#### 抜粋文
◆ ◆ ◆ ◆ ◆
あたらしい旅行様式 (8) 宝石を抱く山・3

週末に買いきれなかったものを集めに駅前へ。ちゃりでの行き来が心地よい天気。が、最近の冷え込みを念頭に置いた装備は正しかった。ウインドブレーカーないと厳しいし、手袋ないと指が無理。紅葉も始まってるし、じわじわ進む季節であった。
さて夏の長崎、稲佐山にて2日めラスト。

日没時刻からおよそ30分。そろそろお楽しみタイムの始まり。外周の手すりがどんどん埋まる中、空いてるところに失礼して。

誰が言ったか知らないが日本三大夜景の一角を占め、100 万ドルとも 1000 万ドルともいわれる、稲佐山からの夜景。

煌々と輝く駅。奥へ続くあかりは、蛍茶屋方面から山を越えて雲仙が見える海沿いに抜ける道筋。

オレンジの光がひときわ目をひく大波止周辺。沿岸からちょっとだけ奥、十八銀行の本店ビルもなかなかの存在感。

造船所の工場から漏れる光。クレーンも照らされ、独特のフォルムを暗い海に描いている。

街あかりと空のバランスは、数分ごとにどんどん変化していく。

懸念された視程の悪さは、結果として陽が沈むことで少しましになったように感じられた。光を放つ市街地のパワーが、もやに打ち勝ったとでもいうか。

女神大橋がライトアップされ、優美な姿をくっきり見せる。橋をくぐって入港した船は光跡に。

撮り始めて10分少々ですっかり暗くなり、山の稜線が夜空に溶けて消えると、いよいよ光の粒子だけが闇に浮かび上がる。

まばゆい天の川を地上に置くがごとし。わざわざ観に来るだけの価値はあった。

素晴らしい夜景を堪能したら、もう20時過ぎ。おなかすいたし、地上に帰ろう。

往路と違い、下りのロープウェイはそこそこ賑わっていた。我々はちょっとだけ早く現地入りすることで、上りで混雑を避けることができたようだ。あとはふもとからバスで都心に戻り、電車へ乗り換えて思案橋方面へ。

電車では、関西で一切観たことのないタイプの「対策」。そういや、昼間どこかで見かけた小さな飲食店は「県外の方はご遠慮ください」との張り紙を出していたっけな。その1軒以外に類例は観なかったけど、患者数の少ない地方都市がいかに神経を尖らせているかを実感。
◆ ◆ ◆ ◆ ◆
#### データセット
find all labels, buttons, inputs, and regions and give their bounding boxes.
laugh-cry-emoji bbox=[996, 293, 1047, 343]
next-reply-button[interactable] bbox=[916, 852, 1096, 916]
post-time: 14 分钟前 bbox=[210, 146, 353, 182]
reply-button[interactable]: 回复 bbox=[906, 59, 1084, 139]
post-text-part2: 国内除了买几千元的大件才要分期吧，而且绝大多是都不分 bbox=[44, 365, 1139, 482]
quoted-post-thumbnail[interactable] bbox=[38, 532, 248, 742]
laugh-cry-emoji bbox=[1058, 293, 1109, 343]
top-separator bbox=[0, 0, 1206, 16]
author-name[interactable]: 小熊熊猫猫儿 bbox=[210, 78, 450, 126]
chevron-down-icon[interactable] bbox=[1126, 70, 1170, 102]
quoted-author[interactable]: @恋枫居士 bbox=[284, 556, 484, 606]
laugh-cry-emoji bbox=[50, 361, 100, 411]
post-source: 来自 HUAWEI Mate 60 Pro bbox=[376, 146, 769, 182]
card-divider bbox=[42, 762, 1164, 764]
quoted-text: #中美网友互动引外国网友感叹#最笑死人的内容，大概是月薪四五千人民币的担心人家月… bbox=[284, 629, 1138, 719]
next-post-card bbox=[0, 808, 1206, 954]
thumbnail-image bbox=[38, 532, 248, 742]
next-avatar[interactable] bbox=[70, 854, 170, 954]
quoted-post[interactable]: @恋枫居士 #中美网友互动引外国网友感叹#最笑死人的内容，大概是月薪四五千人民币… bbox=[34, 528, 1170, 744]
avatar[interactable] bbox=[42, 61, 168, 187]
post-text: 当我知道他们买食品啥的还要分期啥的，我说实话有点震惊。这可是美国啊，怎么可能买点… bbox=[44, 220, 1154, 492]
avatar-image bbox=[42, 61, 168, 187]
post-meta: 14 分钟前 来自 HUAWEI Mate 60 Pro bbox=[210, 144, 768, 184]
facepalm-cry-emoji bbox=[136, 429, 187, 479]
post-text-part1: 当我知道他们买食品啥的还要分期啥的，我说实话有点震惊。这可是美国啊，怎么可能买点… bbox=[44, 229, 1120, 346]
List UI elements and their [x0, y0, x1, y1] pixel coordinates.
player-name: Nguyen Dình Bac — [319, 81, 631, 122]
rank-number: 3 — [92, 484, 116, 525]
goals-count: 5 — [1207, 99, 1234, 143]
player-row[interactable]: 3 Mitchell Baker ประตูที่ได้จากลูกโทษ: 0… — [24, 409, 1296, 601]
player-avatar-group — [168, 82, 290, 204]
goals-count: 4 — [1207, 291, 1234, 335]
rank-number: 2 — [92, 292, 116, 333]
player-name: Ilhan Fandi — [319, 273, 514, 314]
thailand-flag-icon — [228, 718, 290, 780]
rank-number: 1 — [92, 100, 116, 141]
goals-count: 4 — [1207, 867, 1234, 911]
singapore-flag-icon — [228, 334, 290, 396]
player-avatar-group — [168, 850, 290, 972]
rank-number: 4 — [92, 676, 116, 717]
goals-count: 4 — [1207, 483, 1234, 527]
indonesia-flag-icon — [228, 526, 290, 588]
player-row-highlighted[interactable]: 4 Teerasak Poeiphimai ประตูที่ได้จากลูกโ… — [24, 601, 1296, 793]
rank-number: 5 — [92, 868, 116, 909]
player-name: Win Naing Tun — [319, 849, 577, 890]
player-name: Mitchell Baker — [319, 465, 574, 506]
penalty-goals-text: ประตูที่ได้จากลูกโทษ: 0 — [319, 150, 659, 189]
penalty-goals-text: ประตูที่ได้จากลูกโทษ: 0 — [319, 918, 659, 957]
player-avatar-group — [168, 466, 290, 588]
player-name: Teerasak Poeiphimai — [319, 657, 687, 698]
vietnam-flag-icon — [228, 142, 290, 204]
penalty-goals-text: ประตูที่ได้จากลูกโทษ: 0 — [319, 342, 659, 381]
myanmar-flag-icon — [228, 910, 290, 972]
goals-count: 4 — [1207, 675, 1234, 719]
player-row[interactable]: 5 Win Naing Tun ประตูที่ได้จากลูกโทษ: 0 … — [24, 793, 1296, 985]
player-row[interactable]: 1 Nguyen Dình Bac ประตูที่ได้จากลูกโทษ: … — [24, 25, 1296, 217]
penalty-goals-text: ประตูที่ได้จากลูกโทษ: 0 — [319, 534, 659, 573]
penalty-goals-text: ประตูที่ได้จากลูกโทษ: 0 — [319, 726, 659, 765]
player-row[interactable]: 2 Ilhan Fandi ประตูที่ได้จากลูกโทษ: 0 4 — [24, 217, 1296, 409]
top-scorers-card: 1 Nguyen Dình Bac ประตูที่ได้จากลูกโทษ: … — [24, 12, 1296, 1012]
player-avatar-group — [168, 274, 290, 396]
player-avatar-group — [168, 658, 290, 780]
◆ ◆ ◆ ◆ ◆
#### 課題一覧
A: 抜粋文によれば、稲佐山からの夜景は何ドルの夜景ともいわれているか。
B: 抜粋文のうち、「懸念された視程の悪さは、結果」から「車へ乗り換えて思案橋方面へ。」までを、両端を含めてそのまま書き写しなさい。
資料は別の出典から取ったものである。

#### 想定される解答
A: 100万ドルとも1000万ドルともいわれている。

B:
懸念された視程の悪さは、結果として陽が沈むことで少しましになったように感じられた。光を放つ市街地のパワーが、もやに打ち勝ったとでもいうか。

女神大橋がライトアップされ、優美な姿をくっきり見せる。橋をくぐって入港した船は光跡に。

撮り始めて10分少々ですっかり暗くなり、山の稜線が夜空に溶けて消えると、いよいよ光の粒子だけが闇に浮かび上がる。

まばゆい天の川を地上に置くがごとし。わざわざ観に来るだけの価値はあった。

素晴らしい夜景を堪能したら、もう20時過ぎ。おなかすいたし、地上に帰ろう。

往路と違い、下りのロープウェイはそこそこ賑わっていた。我々はちょっとだけ早く現地入りすることで、上りで混雑を避けることができたようだ。あとはふもとからバスで都心に戻り、電車へ乗り換えて思案橋方面へ。